[Dataset entries]
★ ★ ★
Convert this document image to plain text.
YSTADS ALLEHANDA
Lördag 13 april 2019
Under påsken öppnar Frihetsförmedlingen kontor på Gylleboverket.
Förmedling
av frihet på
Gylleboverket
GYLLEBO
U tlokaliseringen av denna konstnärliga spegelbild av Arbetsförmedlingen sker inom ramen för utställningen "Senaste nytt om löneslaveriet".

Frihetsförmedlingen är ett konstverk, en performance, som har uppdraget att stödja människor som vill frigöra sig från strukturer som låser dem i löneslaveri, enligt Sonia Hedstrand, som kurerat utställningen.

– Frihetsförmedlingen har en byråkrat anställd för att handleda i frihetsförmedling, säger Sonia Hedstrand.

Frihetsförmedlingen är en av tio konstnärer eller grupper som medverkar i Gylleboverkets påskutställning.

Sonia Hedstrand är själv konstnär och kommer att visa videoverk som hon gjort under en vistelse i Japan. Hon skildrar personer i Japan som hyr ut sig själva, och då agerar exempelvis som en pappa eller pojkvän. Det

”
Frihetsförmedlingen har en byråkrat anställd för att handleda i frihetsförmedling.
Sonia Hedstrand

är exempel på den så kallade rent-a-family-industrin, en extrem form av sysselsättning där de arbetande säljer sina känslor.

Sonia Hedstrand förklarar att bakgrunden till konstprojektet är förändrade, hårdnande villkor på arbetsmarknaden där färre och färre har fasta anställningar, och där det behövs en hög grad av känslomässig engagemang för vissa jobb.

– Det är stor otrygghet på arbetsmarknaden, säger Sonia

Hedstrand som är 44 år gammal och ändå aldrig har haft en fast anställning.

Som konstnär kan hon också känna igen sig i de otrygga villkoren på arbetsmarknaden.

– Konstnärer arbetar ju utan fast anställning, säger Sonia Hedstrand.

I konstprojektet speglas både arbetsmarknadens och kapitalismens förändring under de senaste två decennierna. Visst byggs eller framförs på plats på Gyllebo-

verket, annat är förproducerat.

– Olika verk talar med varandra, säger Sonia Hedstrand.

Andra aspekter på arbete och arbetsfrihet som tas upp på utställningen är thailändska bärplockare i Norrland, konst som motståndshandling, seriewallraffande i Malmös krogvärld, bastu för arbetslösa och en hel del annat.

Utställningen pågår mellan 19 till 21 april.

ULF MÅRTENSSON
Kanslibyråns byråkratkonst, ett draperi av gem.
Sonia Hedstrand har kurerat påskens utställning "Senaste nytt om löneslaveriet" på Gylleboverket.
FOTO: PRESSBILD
★ ★ ★
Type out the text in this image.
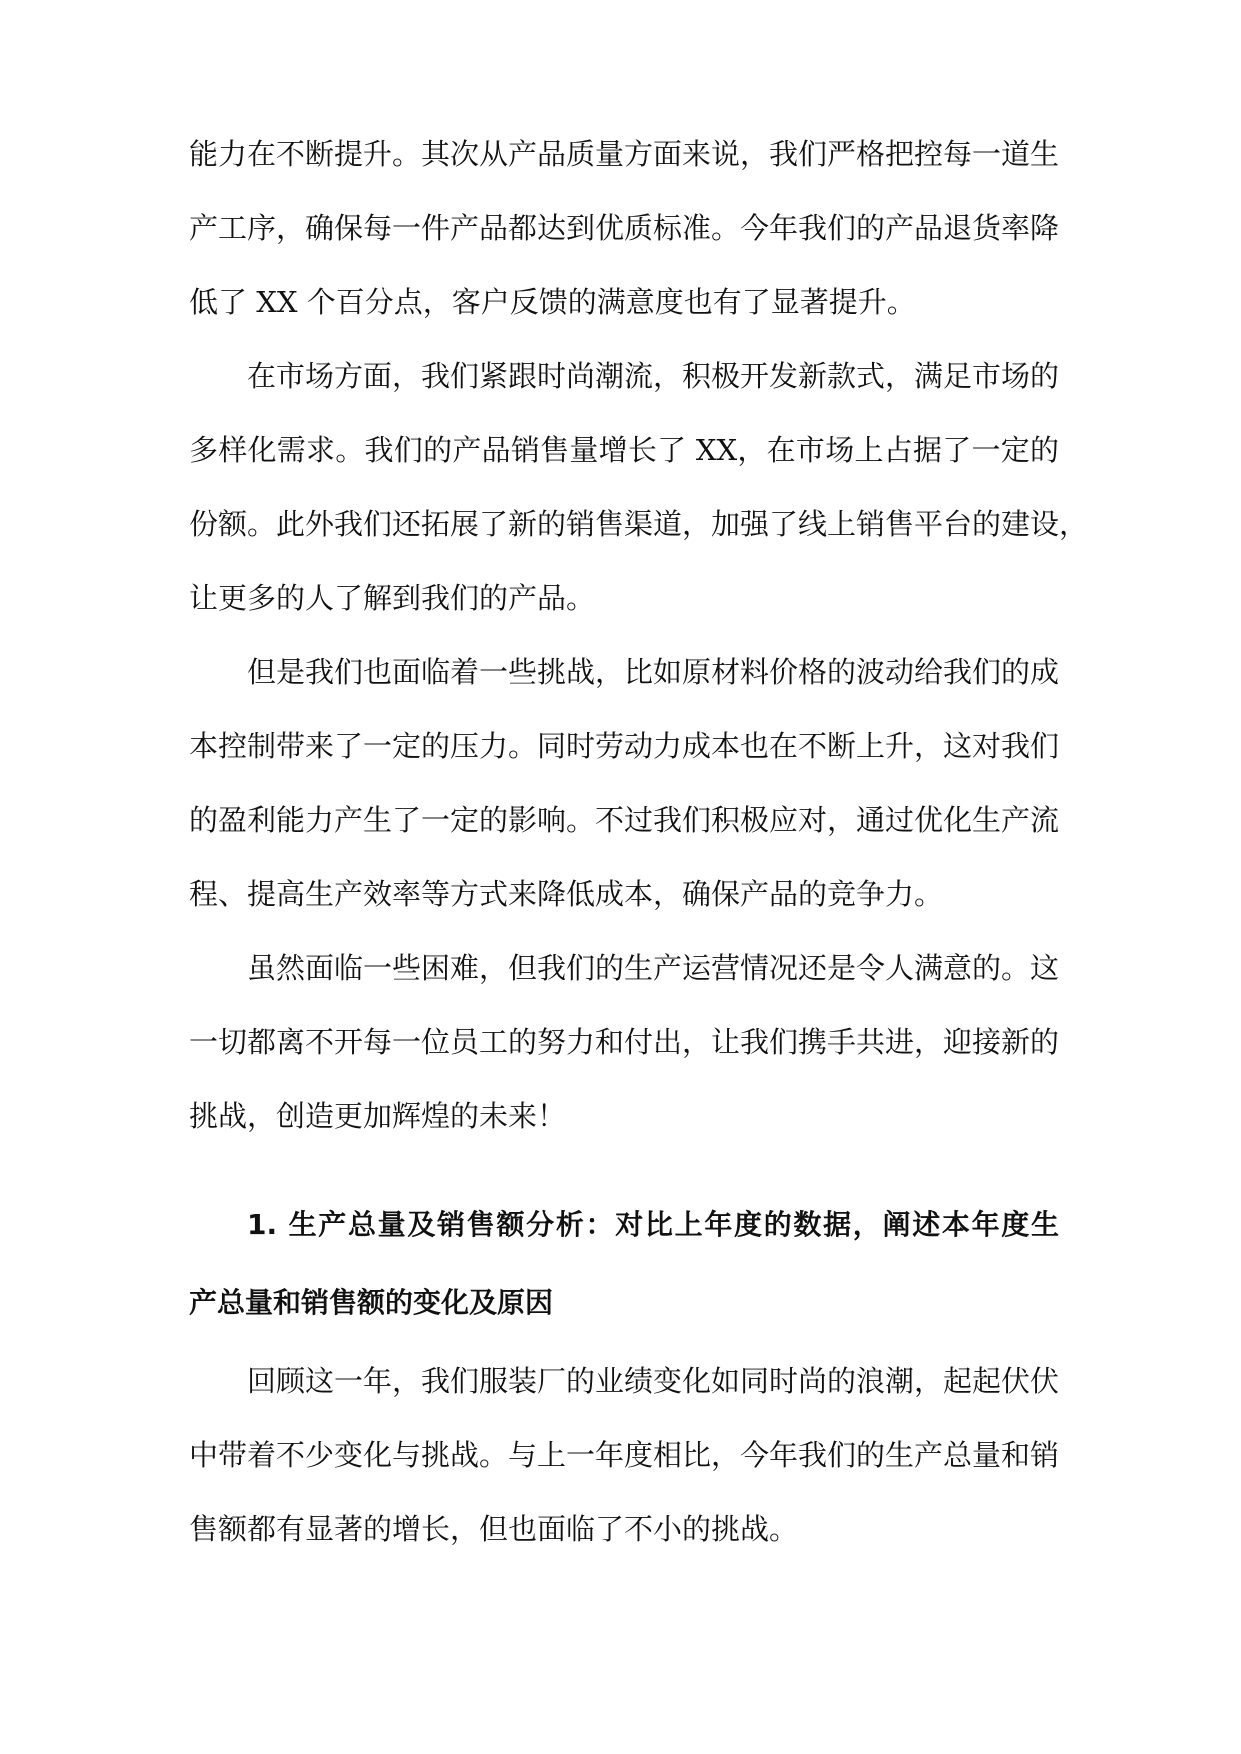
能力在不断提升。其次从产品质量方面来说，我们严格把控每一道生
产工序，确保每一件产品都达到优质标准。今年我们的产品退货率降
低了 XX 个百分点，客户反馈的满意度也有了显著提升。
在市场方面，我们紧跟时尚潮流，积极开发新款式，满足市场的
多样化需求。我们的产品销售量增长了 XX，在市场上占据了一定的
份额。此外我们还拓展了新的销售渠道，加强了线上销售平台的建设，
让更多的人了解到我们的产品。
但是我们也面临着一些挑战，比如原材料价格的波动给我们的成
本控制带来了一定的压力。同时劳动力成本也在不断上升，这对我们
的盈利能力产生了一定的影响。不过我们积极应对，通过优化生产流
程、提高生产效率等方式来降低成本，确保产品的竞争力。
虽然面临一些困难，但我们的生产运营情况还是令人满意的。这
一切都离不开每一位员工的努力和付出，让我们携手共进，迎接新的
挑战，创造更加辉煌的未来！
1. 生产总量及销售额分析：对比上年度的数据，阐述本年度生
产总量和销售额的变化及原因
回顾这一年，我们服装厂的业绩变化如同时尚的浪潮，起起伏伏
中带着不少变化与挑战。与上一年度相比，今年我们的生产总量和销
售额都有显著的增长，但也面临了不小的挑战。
★ ★ ★
Return each line where "kurerat" shows up.

## THE REPLY
Frihetsförmedlingen är ett konstverk, en performance, som har uppdraget att stödja människor som vill frigöra sig från strukturer som låser dem i löneslaveri, enligt Sonia Hedstrand, som kurerat utställningen.
Sonia Hedstrand har kurerat påskens utställning "Senaste nytt om löneslaveriet" på Gylleboverket.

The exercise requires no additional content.